Your goal →
Locate all lines in the data below that hold "联系服务群众" and show them.

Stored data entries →
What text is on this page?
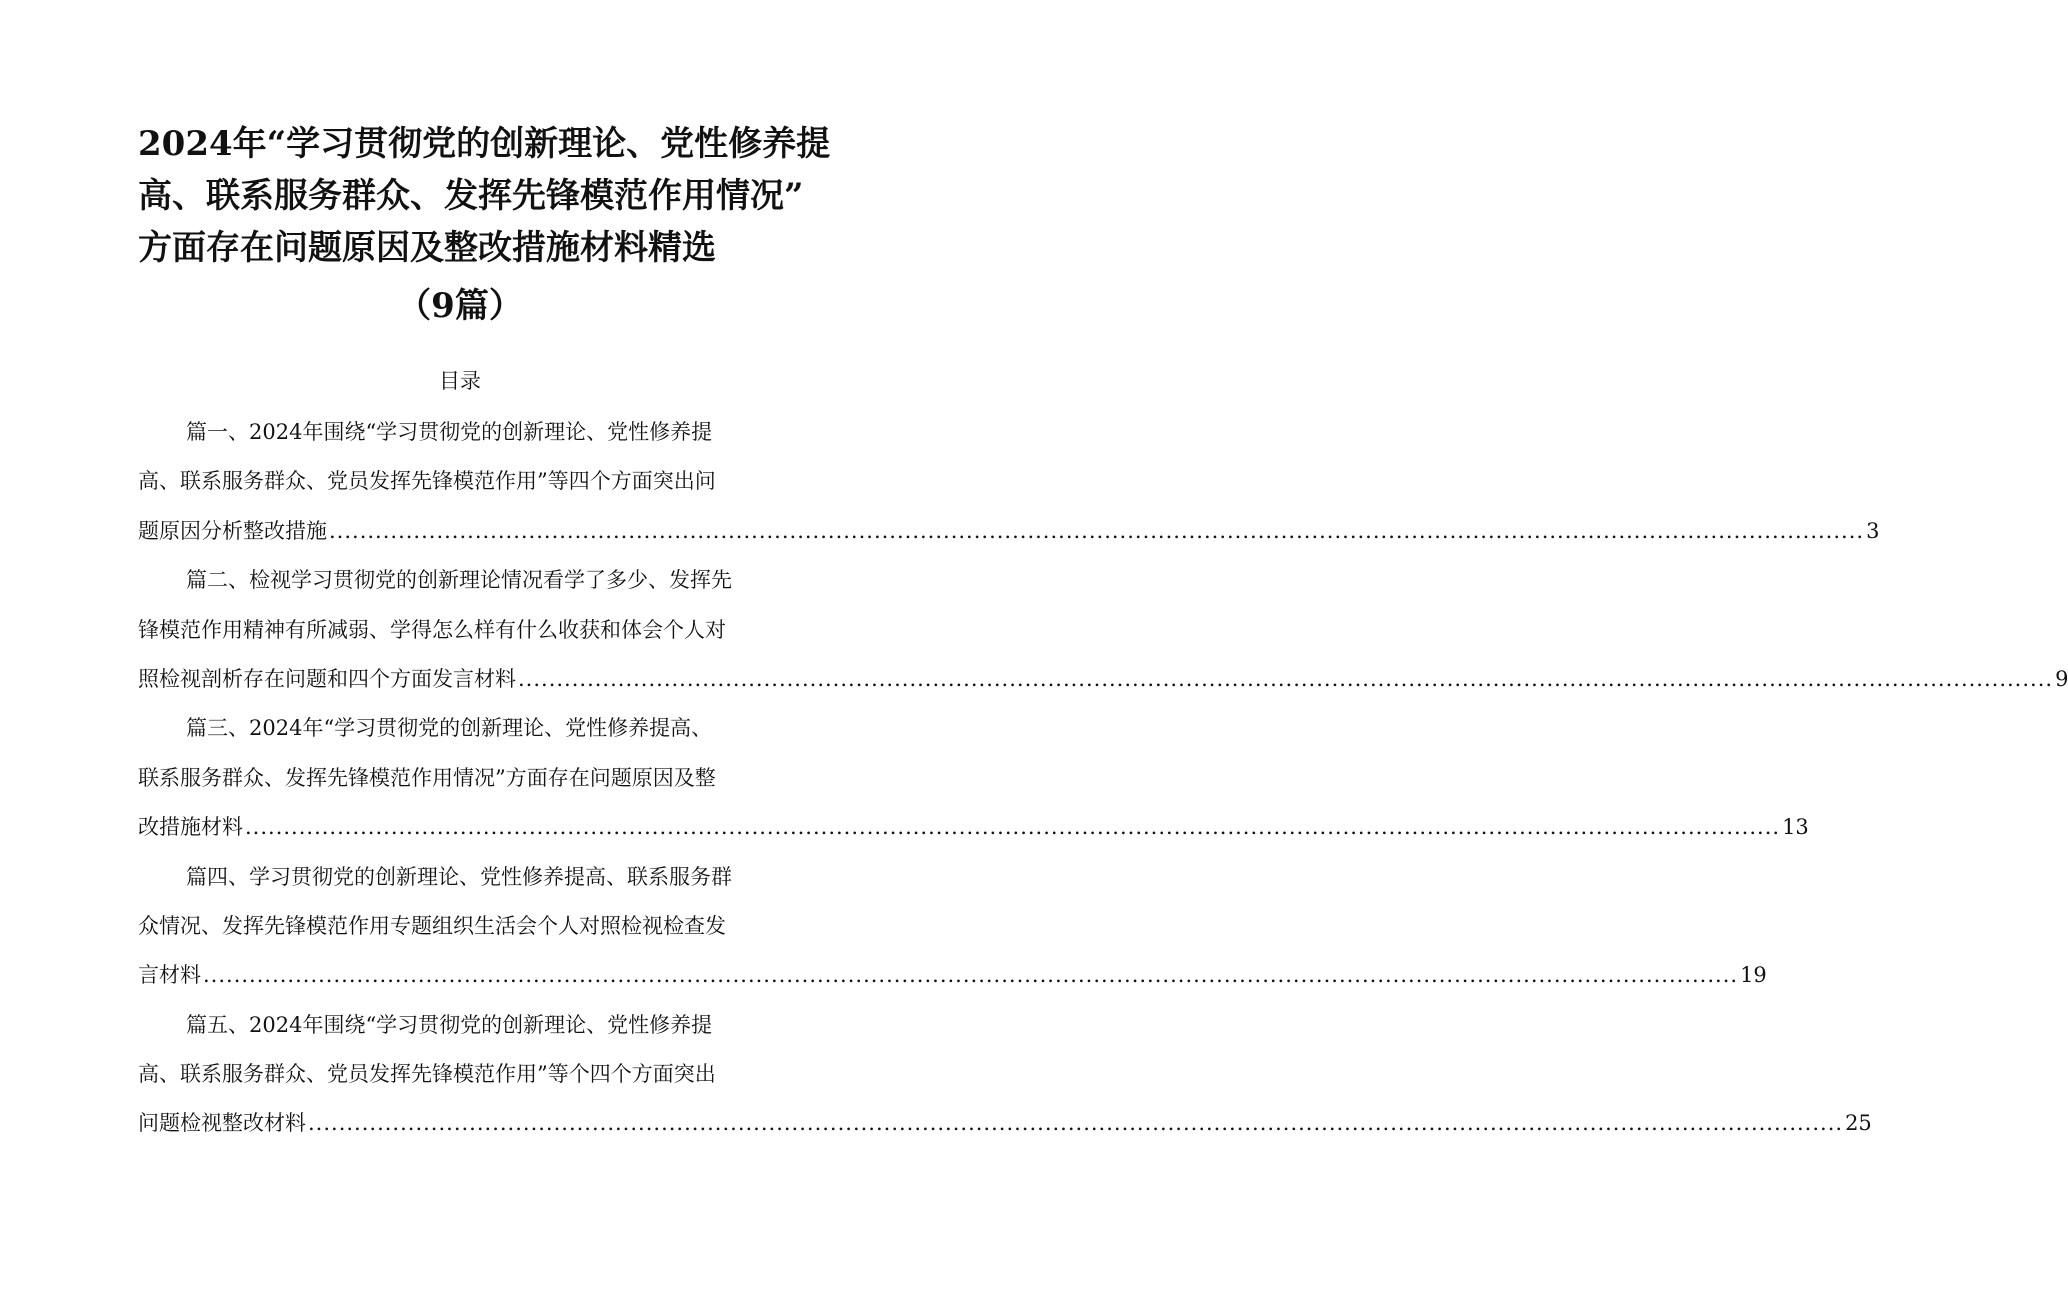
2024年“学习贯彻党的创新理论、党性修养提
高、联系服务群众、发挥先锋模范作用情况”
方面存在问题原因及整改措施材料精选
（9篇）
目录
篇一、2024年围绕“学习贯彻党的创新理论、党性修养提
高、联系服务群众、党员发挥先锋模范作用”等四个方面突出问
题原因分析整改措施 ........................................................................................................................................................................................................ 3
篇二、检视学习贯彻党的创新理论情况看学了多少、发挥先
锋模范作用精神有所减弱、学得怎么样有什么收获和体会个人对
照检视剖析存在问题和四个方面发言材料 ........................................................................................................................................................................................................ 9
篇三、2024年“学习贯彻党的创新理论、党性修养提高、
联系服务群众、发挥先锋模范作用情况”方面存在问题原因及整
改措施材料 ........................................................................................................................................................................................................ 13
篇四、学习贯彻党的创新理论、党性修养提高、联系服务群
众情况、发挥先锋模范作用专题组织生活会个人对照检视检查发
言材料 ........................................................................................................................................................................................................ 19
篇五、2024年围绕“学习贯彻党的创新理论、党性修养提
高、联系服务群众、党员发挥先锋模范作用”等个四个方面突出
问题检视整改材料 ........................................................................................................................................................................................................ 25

Written response →
高、联系服务群众、发挥先锋模范作用情况”
高、联系服务群众、党员发挥先锋模范作用”等四个方面突出问
联系服务群众、发挥先锋模范作用情况”方面存在问题原因及整
高、联系服务群众、党员发挥先锋模范作用”等个四个方面突出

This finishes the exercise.